**Data entries**
>> START

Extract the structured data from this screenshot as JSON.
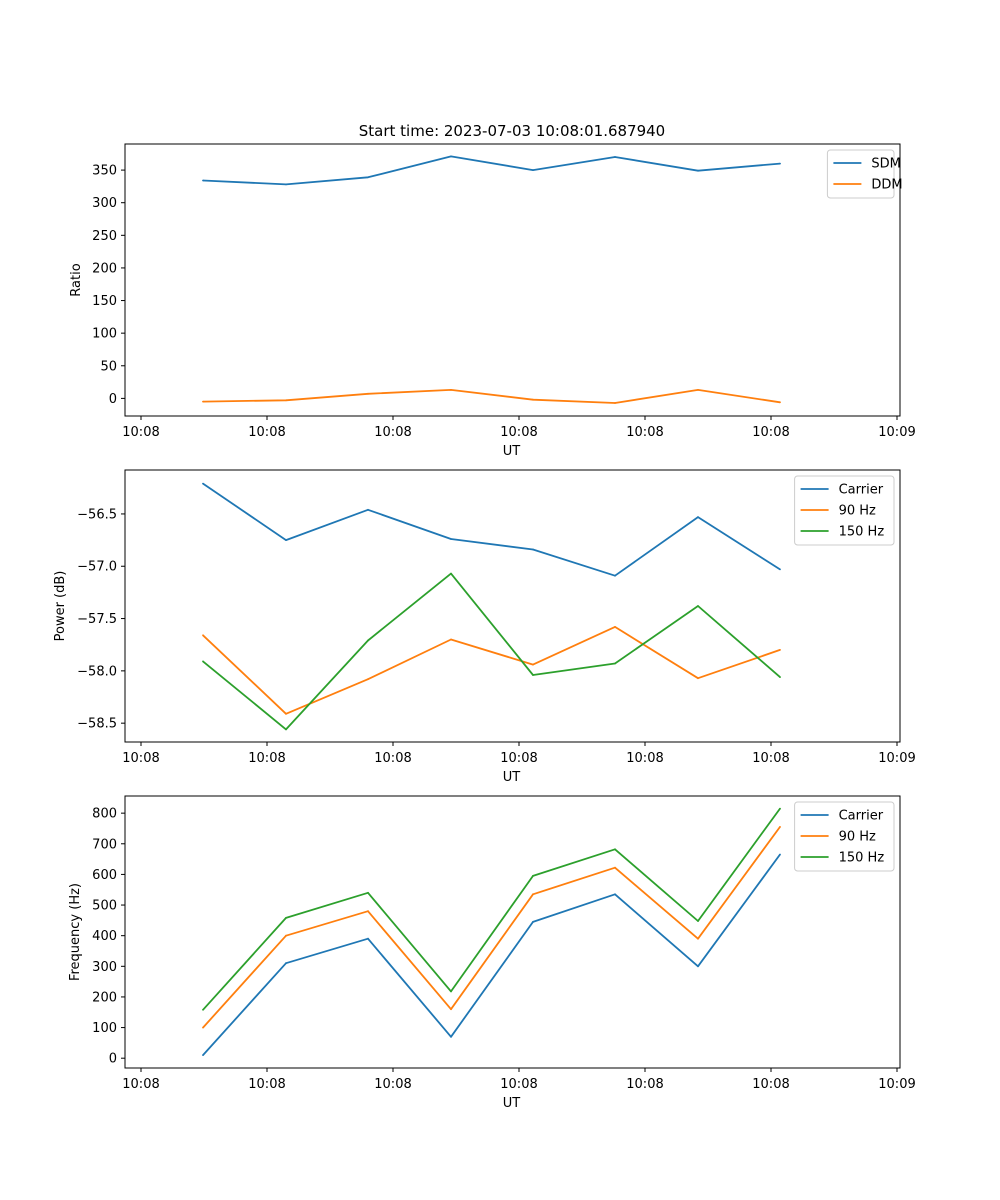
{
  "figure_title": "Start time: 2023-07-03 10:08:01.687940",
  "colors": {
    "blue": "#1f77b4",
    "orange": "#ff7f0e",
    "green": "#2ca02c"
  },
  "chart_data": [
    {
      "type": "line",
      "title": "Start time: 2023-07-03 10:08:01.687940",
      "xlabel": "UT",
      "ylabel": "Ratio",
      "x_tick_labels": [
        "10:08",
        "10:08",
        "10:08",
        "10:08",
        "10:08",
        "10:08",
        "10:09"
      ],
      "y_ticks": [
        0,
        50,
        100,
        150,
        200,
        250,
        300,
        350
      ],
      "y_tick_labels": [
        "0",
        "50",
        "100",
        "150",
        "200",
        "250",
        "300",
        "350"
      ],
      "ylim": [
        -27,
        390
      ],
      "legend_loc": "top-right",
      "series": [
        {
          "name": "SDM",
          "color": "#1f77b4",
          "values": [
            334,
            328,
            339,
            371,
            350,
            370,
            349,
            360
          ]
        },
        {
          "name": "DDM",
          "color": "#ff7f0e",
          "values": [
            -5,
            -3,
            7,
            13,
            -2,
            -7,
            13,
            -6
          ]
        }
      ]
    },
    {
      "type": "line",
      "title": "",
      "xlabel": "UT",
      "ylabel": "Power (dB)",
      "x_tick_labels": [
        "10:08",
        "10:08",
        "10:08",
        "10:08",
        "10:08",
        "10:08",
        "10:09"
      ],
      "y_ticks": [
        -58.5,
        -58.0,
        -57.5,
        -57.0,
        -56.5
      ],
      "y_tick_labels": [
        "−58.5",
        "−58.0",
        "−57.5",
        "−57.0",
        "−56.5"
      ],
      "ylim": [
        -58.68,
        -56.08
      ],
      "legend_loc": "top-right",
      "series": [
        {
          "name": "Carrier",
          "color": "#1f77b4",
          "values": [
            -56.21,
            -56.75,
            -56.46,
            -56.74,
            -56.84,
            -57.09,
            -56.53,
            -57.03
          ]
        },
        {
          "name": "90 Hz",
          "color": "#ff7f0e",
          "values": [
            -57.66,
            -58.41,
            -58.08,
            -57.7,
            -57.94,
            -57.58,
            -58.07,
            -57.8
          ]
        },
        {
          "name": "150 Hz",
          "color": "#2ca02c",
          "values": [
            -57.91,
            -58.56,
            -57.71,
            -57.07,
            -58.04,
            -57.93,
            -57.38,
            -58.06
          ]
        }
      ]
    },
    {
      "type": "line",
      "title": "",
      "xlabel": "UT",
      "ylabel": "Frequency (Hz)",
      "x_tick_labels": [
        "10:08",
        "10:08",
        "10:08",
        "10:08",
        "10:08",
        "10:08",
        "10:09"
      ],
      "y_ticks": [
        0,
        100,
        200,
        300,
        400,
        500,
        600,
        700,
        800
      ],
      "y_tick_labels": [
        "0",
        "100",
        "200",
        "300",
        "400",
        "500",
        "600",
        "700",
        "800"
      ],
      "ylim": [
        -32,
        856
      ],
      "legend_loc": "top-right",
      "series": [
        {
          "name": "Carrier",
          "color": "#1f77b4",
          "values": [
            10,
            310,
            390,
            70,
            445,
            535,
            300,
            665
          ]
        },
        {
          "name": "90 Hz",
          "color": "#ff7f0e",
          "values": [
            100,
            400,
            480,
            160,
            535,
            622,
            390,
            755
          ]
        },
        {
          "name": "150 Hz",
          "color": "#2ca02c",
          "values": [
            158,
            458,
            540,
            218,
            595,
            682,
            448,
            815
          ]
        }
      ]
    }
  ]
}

>> END
>> START

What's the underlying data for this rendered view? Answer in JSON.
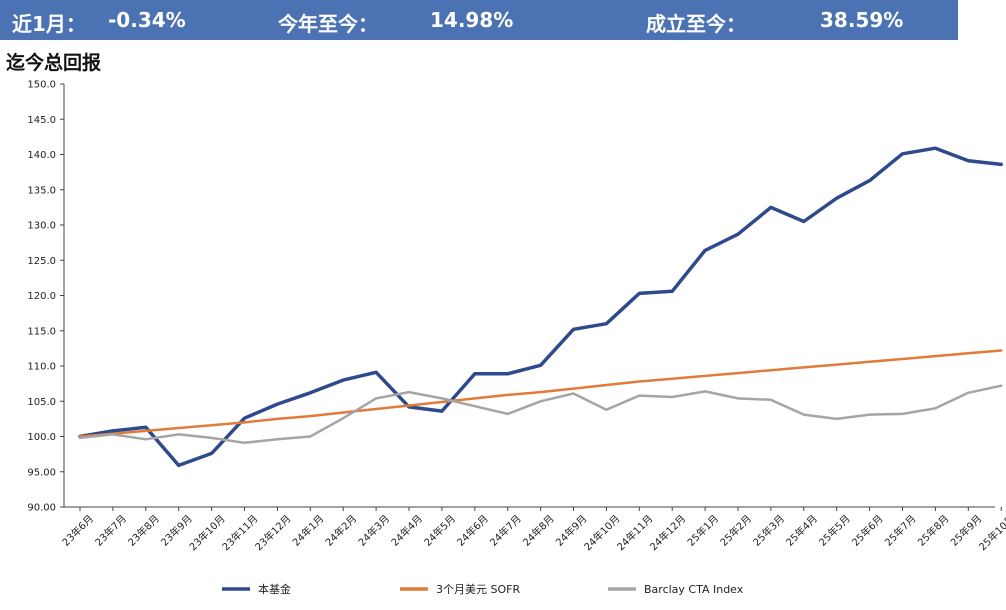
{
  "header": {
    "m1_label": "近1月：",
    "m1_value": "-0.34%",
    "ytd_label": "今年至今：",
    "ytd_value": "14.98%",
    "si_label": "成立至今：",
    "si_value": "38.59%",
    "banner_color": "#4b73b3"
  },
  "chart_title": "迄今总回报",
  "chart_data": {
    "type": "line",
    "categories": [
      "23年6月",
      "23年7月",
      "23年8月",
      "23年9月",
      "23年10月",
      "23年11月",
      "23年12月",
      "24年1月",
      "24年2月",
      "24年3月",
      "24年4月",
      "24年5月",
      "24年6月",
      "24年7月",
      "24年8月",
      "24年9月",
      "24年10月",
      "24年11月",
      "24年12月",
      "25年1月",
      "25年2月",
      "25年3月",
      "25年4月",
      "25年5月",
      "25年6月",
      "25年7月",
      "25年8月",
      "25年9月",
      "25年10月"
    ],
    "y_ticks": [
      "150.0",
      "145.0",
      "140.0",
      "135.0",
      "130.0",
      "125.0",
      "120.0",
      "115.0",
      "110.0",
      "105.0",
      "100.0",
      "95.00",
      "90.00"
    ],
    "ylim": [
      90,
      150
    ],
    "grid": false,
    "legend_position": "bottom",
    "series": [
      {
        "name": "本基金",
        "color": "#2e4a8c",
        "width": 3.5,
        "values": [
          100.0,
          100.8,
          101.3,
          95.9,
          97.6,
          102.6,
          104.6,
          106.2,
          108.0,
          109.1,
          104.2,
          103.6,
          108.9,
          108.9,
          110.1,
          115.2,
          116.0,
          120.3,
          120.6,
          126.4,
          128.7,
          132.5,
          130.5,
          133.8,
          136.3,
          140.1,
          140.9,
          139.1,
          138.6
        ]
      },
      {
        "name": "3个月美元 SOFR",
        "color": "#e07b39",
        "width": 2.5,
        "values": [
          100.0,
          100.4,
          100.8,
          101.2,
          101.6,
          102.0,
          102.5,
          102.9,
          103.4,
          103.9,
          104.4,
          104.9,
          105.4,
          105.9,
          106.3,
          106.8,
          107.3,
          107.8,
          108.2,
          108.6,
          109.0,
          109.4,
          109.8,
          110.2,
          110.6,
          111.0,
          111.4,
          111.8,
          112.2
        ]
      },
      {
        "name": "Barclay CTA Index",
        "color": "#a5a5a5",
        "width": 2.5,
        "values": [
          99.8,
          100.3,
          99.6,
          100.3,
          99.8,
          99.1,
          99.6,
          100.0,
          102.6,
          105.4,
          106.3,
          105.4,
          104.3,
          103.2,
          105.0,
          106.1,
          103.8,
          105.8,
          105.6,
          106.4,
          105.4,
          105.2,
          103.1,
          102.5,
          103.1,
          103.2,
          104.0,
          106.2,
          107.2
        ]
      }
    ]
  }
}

>> END
>> START

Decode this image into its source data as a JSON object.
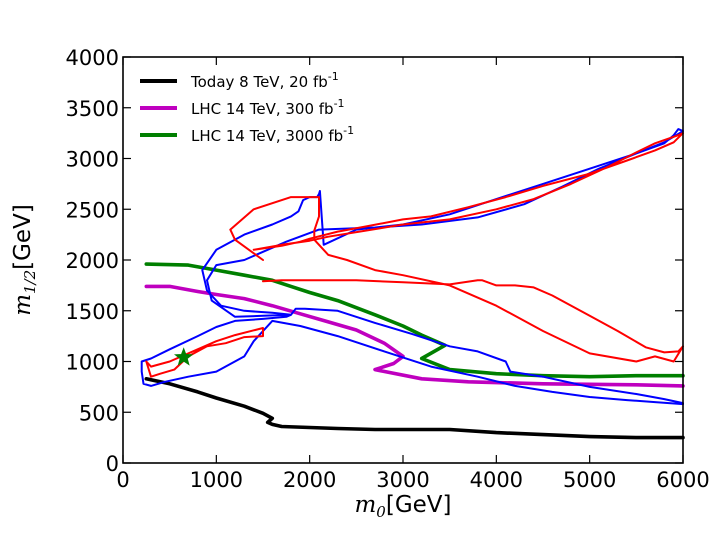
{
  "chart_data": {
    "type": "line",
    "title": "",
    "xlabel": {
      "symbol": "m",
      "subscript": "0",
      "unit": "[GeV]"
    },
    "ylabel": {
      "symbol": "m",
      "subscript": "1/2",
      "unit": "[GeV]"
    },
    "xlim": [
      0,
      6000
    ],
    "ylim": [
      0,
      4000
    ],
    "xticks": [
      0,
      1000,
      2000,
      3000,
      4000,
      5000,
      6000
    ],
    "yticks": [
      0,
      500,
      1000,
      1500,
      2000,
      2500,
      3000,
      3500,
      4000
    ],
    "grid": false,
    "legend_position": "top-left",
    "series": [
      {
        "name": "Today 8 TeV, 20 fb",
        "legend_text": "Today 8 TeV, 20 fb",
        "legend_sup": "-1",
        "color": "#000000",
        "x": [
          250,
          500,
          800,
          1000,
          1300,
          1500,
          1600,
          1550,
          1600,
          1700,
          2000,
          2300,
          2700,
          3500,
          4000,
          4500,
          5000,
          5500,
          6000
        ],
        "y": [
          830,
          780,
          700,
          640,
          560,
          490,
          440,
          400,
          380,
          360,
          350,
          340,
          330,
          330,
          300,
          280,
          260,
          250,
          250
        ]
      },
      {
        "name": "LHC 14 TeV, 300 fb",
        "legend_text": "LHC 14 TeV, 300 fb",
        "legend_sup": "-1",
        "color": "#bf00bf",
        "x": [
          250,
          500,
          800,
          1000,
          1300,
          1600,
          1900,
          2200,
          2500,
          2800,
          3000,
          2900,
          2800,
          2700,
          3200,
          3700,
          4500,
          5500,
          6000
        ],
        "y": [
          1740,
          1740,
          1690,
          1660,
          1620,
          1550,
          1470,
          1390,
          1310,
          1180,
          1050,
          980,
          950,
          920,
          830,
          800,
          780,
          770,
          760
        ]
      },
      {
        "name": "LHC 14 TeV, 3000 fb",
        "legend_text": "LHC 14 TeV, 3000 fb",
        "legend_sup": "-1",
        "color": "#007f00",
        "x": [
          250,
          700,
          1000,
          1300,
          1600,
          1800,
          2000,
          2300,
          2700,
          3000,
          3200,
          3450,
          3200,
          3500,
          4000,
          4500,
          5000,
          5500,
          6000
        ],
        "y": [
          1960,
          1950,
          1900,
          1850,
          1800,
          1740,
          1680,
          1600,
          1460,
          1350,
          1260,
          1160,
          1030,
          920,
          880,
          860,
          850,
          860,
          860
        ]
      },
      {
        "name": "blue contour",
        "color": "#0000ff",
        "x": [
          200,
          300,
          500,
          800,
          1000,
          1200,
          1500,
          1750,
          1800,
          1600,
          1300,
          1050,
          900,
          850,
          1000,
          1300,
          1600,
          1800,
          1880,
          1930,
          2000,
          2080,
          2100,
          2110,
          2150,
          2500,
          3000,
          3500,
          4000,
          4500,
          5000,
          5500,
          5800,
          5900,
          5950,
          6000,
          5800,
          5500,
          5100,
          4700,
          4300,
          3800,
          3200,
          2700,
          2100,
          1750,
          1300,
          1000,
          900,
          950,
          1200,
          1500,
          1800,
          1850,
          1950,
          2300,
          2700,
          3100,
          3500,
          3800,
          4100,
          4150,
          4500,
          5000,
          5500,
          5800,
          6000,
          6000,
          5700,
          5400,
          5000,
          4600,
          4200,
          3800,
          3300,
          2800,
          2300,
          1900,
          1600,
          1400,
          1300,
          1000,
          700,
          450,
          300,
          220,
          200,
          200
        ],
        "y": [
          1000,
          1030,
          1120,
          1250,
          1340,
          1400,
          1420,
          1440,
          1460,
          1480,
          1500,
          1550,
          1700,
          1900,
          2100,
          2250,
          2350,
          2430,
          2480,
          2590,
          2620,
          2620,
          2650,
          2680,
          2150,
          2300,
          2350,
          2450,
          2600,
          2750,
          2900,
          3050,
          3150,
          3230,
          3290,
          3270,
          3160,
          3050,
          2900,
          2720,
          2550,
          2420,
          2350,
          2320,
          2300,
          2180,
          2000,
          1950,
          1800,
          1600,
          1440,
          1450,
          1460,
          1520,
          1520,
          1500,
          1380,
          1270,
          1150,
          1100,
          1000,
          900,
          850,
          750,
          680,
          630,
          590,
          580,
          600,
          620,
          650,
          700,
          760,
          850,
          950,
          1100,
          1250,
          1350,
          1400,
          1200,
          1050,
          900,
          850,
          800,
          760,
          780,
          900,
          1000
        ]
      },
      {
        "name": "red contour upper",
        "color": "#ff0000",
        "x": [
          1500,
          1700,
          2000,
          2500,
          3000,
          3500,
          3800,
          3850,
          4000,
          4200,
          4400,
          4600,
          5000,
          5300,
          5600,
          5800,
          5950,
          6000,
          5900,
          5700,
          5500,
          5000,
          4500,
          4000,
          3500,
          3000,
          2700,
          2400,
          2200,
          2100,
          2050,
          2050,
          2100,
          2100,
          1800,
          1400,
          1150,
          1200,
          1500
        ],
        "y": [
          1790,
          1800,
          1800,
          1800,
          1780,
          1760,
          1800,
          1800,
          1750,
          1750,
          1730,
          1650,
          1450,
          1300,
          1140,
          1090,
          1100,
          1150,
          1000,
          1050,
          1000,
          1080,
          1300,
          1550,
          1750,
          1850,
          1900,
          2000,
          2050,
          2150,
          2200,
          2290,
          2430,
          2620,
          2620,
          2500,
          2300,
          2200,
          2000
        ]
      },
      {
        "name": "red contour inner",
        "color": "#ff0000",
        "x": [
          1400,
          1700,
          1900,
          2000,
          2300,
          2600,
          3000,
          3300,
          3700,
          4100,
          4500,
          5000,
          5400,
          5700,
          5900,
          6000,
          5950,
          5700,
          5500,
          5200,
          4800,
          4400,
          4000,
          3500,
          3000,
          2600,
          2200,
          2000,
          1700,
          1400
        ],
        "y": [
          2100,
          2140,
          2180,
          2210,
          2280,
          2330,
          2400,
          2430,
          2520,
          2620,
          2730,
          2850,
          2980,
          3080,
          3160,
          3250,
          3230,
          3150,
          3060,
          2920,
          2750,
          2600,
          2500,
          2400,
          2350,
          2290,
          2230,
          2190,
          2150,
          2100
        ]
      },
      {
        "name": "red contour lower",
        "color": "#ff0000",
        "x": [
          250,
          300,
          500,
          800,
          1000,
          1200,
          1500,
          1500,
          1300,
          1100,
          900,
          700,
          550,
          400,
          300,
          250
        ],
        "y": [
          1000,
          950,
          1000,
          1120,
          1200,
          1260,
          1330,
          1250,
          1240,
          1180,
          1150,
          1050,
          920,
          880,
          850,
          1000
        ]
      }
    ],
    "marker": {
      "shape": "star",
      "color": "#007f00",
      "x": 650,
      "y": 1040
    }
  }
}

>> END

Read through the data and copy every line where "this" shows up.

**Exercise result**
Extract the structured data from this screenshot as JSON.
What's the underlying data for this rendered view? Answer in JSON.
Decode this image into its source data as a JSON object.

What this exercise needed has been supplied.